SHORT EXERCISE
Write the records out again, keeping each line exactly as it is.

§

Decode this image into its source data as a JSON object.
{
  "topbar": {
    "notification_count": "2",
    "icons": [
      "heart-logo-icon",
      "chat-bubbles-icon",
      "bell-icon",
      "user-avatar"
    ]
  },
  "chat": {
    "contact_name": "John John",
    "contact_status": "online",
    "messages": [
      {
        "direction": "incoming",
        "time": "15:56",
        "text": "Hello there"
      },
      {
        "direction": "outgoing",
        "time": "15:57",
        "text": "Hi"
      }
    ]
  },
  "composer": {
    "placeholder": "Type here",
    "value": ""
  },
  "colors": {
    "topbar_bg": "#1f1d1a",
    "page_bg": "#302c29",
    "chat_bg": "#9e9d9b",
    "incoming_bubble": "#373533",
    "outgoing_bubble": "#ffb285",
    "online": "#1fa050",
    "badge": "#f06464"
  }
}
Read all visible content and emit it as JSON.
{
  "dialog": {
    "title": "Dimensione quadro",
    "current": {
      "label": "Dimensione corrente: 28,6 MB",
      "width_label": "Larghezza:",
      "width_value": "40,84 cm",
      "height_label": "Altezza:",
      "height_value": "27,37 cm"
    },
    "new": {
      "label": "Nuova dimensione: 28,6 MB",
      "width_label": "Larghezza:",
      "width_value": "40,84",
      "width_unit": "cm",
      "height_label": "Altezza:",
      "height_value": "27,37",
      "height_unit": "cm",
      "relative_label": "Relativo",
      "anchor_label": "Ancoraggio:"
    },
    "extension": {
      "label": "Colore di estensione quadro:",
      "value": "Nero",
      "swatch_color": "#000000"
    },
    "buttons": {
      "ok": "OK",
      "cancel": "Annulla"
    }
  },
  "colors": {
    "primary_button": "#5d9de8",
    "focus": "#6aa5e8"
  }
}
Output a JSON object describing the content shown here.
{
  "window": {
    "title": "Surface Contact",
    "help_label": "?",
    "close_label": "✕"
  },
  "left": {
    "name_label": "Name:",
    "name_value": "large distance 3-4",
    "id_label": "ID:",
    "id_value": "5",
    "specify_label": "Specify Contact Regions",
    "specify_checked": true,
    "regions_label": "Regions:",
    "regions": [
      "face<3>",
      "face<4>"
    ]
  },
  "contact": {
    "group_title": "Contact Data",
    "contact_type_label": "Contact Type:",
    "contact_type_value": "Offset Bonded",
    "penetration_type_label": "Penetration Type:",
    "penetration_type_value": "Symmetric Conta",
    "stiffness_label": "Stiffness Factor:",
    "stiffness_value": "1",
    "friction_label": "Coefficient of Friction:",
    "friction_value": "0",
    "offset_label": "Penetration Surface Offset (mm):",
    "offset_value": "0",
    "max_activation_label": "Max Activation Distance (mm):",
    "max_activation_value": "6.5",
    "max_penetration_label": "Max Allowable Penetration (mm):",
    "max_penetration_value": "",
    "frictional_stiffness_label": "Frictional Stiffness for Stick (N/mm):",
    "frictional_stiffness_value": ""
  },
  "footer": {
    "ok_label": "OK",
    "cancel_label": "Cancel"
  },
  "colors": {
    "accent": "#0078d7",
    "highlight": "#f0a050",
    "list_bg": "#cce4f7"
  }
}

§

FINISHED TASK
Decode this image into its source data as a JSON object.
{
  "topbar": {
    "notification_count": "2",
    "icons": [
      "heart-logo-icon",
      "chat-bubbles-icon",
      "bell-icon",
      "user-avatar"
    ]
  },
  "chat": {
    "contact_name": "John John",
    "contact_status": "online",
    "messages": [
      {
        "direction": "incoming",
        "time": "15:56",
        "text": "Hello there"
      },
      {
        "direction": "outgoing",
        "time": "15:57",
        "text": "Hi"
      }
    ]
  },
  "composer": {
    "placeholder": "Type here",
    "value": ""
  },
  "colors": {
    "topbar_bg": "#1f1d1a",
    "page_bg": "#302c29",
    "chat_bg": "#9e9d9b",
    "incoming_bubble": "#373533",
    "outgoing_bubble": "#ffb285",
    "online": "#1fa050",
    "badge": "#f06464"
  }
}
Read all visible content and emit it as JSON.
{
  "dialog": {
    "title": "Dimensione quadro",
    "current": {
      "label": "Dimensione corrente: 28,6 MB",
      "width_label": "Larghezza:",
      "width_value": "40,84 cm",
      "height_label": "Altezza:",
      "height_value": "27,37 cm"
    },
    "new": {
      "label": "Nuova dimensione: 28,6 MB",
      "width_label": "Larghezza:",
      "width_value": "40,84",
      "width_unit": "cm",
      "height_label": "Altezza:",
      "height_value": "27,37",
      "height_unit": "cm",
      "relative_label": "Relativo",
      "anchor_label": "Ancoraggio:"
    },
    "extension": {
      "label": "Colore di estensione quadro:",
      "value": "Nero",
      "swatch_color": "#000000"
    },
    "buttons": {
      "ok": "OK",
      "cancel": "Annulla"
    }
  },
  "colors": {
    "primary_button": "#5d9de8",
    "focus": "#6aa5e8"
  }
}
Output a JSON object describing the content shown here.
{
  "window": {
    "title": "Surface Contact",
    "help_label": "?",
    "close_label": "✕"
  },
  "left": {
    "name_label": "Name:",
    "name_value": "large distance 3-4",
    "id_label": "ID:",
    "id_value": "5",
    "specify_label": "Specify Contact Regions",
    "specify_checked": true,
    "regions_label": "Regions:",
    "regions": [
      "face<3>",
      "face<4>"
    ]
  },
  "contact": {
    "group_title": "Contact Data",
    "contact_type_label": "Contact Type:",
    "contact_type_value": "Offset Bonded",
    "penetration_type_label": "Penetration Type:",
    "penetration_type_value": "Symmetric Conta",
    "stiffness_label": "Stiffness Factor:",
    "stiffness_value": "1",
    "friction_label": "Coefficient of Friction:",
    "friction_value": "0",
    "offset_label": "Penetration Surface Offset (mm):",
    "offset_value": "0",
    "max_activation_label": "Max Activation Distance (mm):",
    "max_activation_value": "6.5",
    "max_penetration_label": "Max Allowable Penetration (mm):",
    "max_penetration_value": "",
    "frictional_stiffness_label": "Frictional Stiffness for Stick (N/mm):",
    "frictional_stiffness_value": ""
  },
  "footer": {
    "ok_label": "OK",
    "cancel_label": "Cancel"
  },
  "colors": {
    "accent": "#0078d7",
    "highlight": "#f0a050",
    "list_bg": "#cce4f7"
  }
}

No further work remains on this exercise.